Data tied to figure images:
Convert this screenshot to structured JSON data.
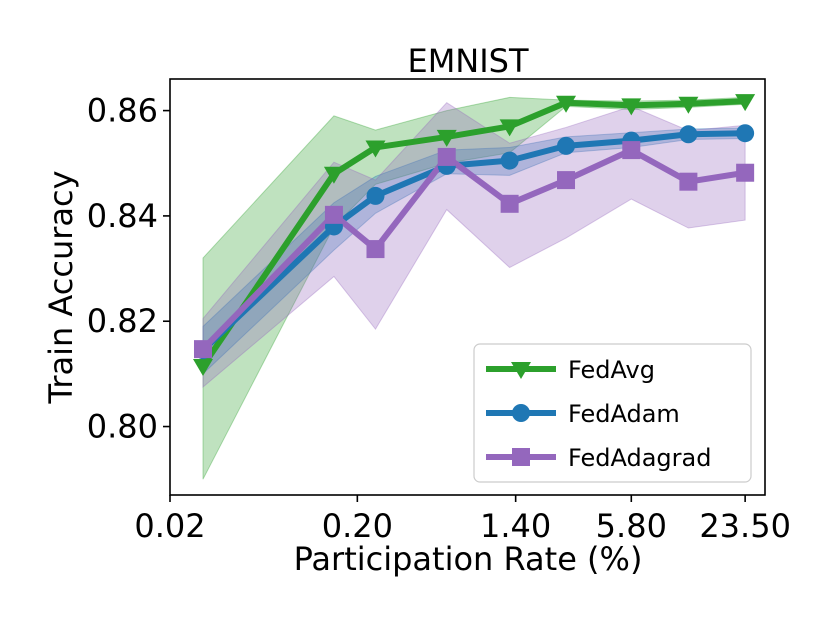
{
  "chart_data": {
    "type": "line",
    "title": "EMNIST",
    "xlabel": "Participation Rate (%)",
    "ylabel": "Train Accuracy",
    "x_scale": "log",
    "xlim": [
      0.02,
      30
    ],
    "ylim": [
      0.787,
      0.866
    ],
    "x_ticks": [
      0.02,
      0.2,
      1.4,
      5.8,
      23.5
    ],
    "x_tick_labels": [
      "0.02",
      "0.20",
      "1.40",
      "5.80",
      "23.50"
    ],
    "y_ticks": [
      0.8,
      0.82,
      0.84,
      0.86
    ],
    "y_tick_labels": [
      "0.80",
      "0.82",
      "0.84",
      "0.86"
    ],
    "grid": false,
    "legend_position": "lower-right",
    "x": [
      0.03,
      0.15,
      0.25,
      0.6,
      1.3,
      2.6,
      5.8,
      11.7,
      23.5
    ],
    "series": [
      {
        "name": "FedAvg",
        "color": "#2ca02c",
        "marker": "triangle-down",
        "values": [
          0.8115,
          0.848,
          0.853,
          0.855,
          0.857,
          0.8615,
          0.861,
          0.8613,
          0.8618
        ],
        "lower": [
          0.79,
          0.838,
          0.846,
          0.85,
          0.852,
          0.8608,
          0.8602,
          0.8606,
          0.8612
        ],
        "upper": [
          0.832,
          0.859,
          0.8563,
          0.86,
          0.8625,
          0.862,
          0.8618,
          0.862,
          0.8625
        ]
      },
      {
        "name": "FedAdam",
        "color": "#1f77b4",
        "marker": "circle",
        "values": [
          0.8145,
          0.838,
          0.8438,
          0.8495,
          0.8505,
          0.8533,
          0.8543,
          0.8555,
          0.8557
        ],
        "lower": [
          0.81,
          0.8335,
          0.8405,
          0.848,
          0.8477,
          0.852,
          0.853,
          0.8545,
          0.8547
        ],
        "upper": [
          0.819,
          0.8425,
          0.8475,
          0.8525,
          0.853,
          0.855,
          0.8558,
          0.8565,
          0.8567
        ]
      },
      {
        "name": "FedAdagrad",
        "color": "#9467bd",
        "marker": "square",
        "values": [
          0.8147,
          0.8402,
          0.8337,
          0.8512,
          0.8423,
          0.8468,
          0.8525,
          0.8465,
          0.8482
        ],
        "lower": [
          0.8075,
          0.8285,
          0.8185,
          0.8412,
          0.8302,
          0.8358,
          0.8432,
          0.8377,
          0.8392
        ],
        "upper": [
          0.8205,
          0.8502,
          0.8468,
          0.8615,
          0.8538,
          0.8568,
          0.8608,
          0.8562,
          0.8572
        ]
      }
    ]
  }
}
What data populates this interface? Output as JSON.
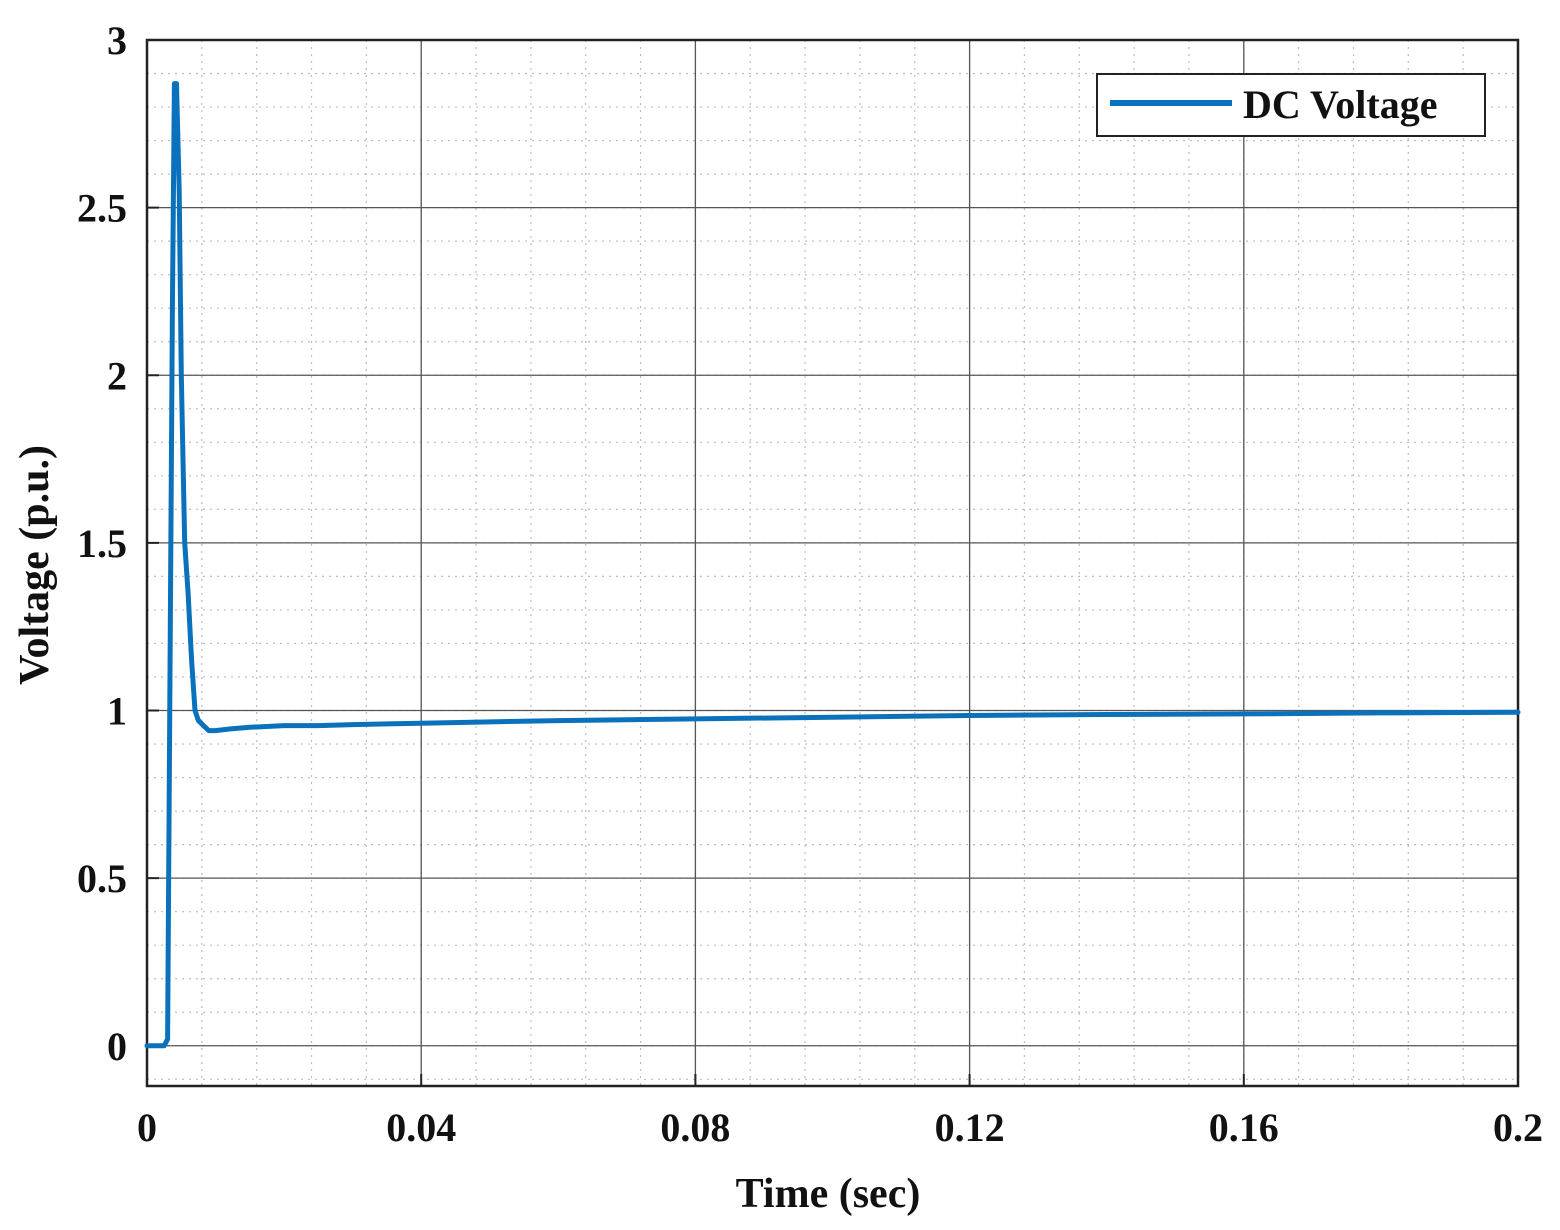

• [GIVEN INSTRUCTION]:
Print every entry exactly as written, without the pictures.

• [REPLY]:
Convert this screenshot to structured JSON data.
{
  "chart_data": {
    "type": "line",
    "title": "EMNIST",
    "xlabel": "Participation Rate (%)",
    "ylabel": "Train Accuracy",
    "x_scale": "log",
    "xlim": [
      0.02,
      30
    ],
    "ylim": [
      0.787,
      0.866
    ],
    "x_ticks": [
      0.02,
      0.2,
      1.4,
      5.8,
      23.5
    ],
    "x_tick_labels": [
      "0.02",
      "0.20",
      "1.40",
      "5.80",
      "23.50"
    ],
    "y_ticks": [
      0.8,
      0.82,
      0.84,
      0.86
    ],
    "y_tick_labels": [
      "0.80",
      "0.82",
      "0.84",
      "0.86"
    ],
    "grid": false,
    "legend_position": "lower-right",
    "x": [
      0.03,
      0.15,
      0.25,
      0.6,
      1.3,
      2.6,
      5.8,
      11.7,
      23.5
    ],
    "series": [
      {
        "name": "FedAvg",
        "color": "#2ca02c",
        "marker": "triangle-down",
        "values": [
          0.8115,
          0.848,
          0.853,
          0.855,
          0.857,
          0.8615,
          0.861,
          0.8613,
          0.8618
        ],
        "lower": [
          0.79,
          0.838,
          0.846,
          0.85,
          0.852,
          0.8608,
          0.8602,
          0.8606,
          0.8612
        ],
        "upper": [
          0.832,
          0.859,
          0.8563,
          0.86,
          0.8625,
          0.862,
          0.8618,
          0.862,
          0.8625
        ]
      },
      {
        "name": "FedAdam",
        "color": "#1f77b4",
        "marker": "circle",
        "values": [
          0.8145,
          0.838,
          0.8438,
          0.8495,
          0.8505,
          0.8533,
          0.8543,
          0.8555,
          0.8557
        ],
        "lower": [
          0.81,
          0.8335,
          0.8405,
          0.848,
          0.8477,
          0.852,
          0.853,
          0.8545,
          0.8547
        ],
        "upper": [
          0.819,
          0.8425,
          0.8475,
          0.8525,
          0.853,
          0.855,
          0.8558,
          0.8565,
          0.8567
        ]
      },
      {
        "name": "FedAdagrad",
        "color": "#9467bd",
        "marker": "square",
        "values": [
          0.8147,
          0.8402,
          0.8337,
          0.8512,
          0.8423,
          0.8468,
          0.8525,
          0.8465,
          0.8482
        ],
        "lower": [
          0.8075,
          0.8285,
          0.8185,
          0.8412,
          0.8302,
          0.8358,
          0.8432,
          0.8377,
          0.8392
        ],
        "upper": [
          0.8205,
          0.8502,
          0.8468,
          0.8615,
          0.8538,
          0.8568,
          0.8608,
          0.8562,
          0.8572
        ]
      }
    ]
  }
}
What data populates this interface? Output as JSON.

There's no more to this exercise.